▶ _Set exercise_:
Each line containing the word "with" needs to be copied.

(Figure content listings)
----------

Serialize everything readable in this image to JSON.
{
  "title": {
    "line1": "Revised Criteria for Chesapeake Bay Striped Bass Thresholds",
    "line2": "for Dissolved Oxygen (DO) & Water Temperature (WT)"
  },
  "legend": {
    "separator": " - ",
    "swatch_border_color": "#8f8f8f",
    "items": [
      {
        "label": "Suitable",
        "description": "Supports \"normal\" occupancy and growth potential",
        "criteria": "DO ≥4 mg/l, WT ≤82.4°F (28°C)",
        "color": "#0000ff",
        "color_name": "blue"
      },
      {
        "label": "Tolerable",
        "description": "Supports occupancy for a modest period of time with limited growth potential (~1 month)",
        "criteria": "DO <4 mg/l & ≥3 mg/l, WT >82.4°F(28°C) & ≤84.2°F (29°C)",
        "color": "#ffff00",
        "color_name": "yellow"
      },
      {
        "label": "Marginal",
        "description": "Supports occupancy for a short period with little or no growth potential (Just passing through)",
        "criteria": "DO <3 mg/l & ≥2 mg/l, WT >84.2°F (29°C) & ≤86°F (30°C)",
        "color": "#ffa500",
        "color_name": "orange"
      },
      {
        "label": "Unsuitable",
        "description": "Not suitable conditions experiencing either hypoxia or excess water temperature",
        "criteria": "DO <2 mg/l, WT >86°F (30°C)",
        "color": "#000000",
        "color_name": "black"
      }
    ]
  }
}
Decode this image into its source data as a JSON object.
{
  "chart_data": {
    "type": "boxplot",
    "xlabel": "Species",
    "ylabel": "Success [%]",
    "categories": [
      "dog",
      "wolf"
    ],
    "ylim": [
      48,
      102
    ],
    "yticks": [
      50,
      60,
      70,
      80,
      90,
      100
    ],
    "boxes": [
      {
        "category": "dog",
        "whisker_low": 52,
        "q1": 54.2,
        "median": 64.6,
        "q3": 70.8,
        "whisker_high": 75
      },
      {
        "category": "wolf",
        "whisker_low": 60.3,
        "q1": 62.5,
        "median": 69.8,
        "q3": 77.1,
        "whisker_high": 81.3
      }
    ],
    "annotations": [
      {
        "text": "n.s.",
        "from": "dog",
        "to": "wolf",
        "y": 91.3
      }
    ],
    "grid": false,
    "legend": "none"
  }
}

----------

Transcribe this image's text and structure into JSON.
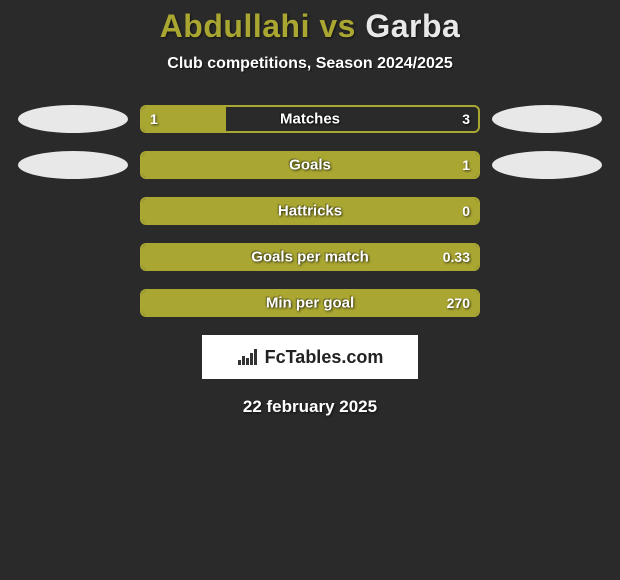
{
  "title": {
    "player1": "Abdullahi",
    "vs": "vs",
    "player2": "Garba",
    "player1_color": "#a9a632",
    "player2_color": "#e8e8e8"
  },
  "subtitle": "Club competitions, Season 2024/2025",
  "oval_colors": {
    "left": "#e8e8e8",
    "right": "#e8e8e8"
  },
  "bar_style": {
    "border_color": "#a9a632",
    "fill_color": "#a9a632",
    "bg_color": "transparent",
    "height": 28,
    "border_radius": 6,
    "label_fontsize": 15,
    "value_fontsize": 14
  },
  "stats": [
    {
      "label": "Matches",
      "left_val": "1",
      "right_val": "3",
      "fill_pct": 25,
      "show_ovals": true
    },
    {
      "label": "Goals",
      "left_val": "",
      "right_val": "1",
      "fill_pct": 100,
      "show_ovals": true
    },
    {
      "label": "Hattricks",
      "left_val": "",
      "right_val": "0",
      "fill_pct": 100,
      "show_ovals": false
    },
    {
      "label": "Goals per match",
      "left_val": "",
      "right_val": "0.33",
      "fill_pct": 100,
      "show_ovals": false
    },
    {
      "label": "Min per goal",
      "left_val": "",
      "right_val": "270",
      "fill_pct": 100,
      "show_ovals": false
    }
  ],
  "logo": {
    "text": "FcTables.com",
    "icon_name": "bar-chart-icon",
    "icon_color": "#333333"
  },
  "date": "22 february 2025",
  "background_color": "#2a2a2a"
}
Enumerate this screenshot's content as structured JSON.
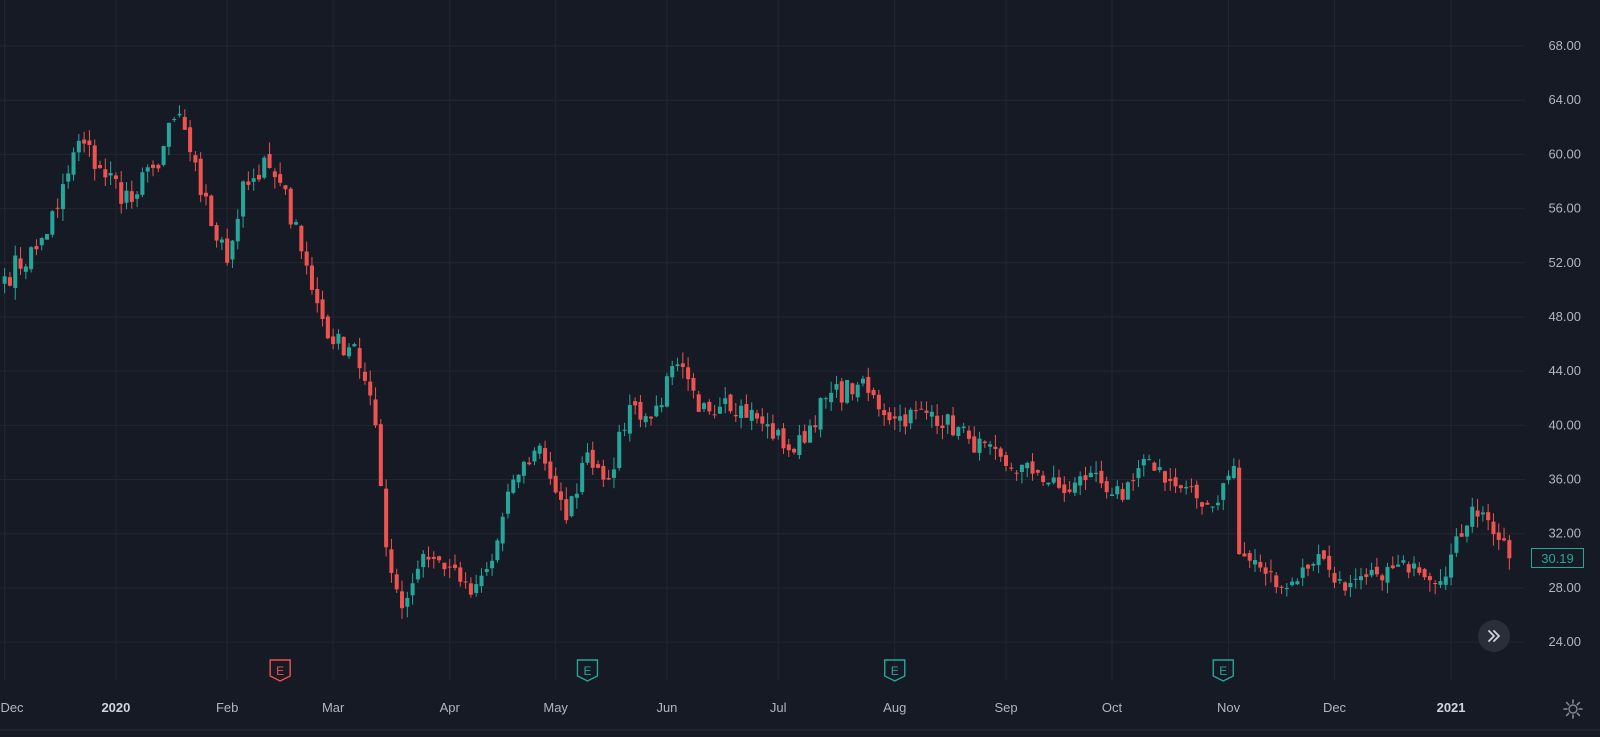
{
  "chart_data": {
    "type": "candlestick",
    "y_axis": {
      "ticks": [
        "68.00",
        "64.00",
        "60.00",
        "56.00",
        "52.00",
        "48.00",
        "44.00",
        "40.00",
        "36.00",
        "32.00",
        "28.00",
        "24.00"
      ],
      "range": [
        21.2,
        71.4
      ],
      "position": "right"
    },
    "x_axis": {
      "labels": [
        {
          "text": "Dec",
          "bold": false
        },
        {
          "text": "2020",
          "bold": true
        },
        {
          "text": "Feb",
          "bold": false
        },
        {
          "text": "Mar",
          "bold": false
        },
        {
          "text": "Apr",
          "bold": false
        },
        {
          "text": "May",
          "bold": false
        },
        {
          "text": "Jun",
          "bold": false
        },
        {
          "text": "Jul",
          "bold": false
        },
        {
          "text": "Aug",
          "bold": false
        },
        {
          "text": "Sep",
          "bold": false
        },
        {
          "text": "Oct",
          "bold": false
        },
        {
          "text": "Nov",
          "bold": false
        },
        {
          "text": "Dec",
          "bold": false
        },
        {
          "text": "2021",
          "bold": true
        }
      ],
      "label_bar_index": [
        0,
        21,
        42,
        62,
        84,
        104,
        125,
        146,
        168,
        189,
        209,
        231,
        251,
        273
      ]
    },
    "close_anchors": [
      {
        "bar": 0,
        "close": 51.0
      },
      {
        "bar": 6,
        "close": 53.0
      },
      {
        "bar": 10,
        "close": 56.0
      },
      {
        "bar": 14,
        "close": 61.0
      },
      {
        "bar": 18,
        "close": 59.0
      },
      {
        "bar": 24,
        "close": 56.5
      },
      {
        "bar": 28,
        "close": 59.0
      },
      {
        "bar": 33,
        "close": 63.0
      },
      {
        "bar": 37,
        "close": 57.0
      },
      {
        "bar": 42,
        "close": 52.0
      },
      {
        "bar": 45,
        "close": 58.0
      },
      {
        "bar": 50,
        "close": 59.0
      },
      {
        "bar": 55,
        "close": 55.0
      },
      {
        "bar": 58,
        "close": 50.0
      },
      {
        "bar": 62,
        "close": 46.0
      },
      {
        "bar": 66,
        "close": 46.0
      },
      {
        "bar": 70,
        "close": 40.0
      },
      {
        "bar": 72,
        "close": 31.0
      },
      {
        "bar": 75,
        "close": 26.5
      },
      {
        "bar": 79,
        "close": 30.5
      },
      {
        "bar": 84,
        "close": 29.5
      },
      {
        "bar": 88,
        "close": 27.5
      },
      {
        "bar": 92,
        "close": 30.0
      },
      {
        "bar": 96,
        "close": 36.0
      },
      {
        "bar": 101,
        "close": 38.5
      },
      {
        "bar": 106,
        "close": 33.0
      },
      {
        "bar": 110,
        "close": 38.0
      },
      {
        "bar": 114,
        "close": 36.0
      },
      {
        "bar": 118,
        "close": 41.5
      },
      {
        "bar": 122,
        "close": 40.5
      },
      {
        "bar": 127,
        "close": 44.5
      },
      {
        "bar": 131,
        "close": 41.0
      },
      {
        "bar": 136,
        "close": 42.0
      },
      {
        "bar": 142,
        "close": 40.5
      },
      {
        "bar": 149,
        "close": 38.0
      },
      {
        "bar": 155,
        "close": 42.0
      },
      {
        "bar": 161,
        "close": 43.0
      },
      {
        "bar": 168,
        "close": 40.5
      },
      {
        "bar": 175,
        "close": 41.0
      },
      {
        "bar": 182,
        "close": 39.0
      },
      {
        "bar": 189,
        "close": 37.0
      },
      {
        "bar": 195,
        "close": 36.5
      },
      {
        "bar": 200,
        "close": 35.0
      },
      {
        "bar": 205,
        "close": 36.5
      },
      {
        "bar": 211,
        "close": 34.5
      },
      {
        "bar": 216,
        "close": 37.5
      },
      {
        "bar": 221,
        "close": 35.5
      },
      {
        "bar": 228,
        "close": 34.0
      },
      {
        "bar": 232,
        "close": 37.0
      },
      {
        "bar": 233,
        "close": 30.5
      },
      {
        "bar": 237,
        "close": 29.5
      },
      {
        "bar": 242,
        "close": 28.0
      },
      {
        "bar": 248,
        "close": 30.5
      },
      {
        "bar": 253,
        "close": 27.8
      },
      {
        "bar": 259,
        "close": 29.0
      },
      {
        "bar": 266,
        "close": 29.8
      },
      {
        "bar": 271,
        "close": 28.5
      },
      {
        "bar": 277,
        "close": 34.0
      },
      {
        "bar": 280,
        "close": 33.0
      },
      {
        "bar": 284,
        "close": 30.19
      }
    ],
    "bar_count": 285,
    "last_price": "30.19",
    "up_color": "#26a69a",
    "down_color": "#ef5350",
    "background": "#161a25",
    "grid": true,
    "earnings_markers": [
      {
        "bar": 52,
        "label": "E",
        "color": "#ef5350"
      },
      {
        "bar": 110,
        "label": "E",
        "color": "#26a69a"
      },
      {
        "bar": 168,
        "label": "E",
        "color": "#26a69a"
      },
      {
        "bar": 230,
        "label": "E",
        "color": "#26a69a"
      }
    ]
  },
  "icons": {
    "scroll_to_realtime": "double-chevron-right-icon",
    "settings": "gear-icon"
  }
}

----------

▶ _Reply to the task_:
        "description": "Supports occupancy for a modest period of time with limited growth potential (~1 month)",
        "description": "Supports occupancy for a short period with little or no growth potential (Just passing through)",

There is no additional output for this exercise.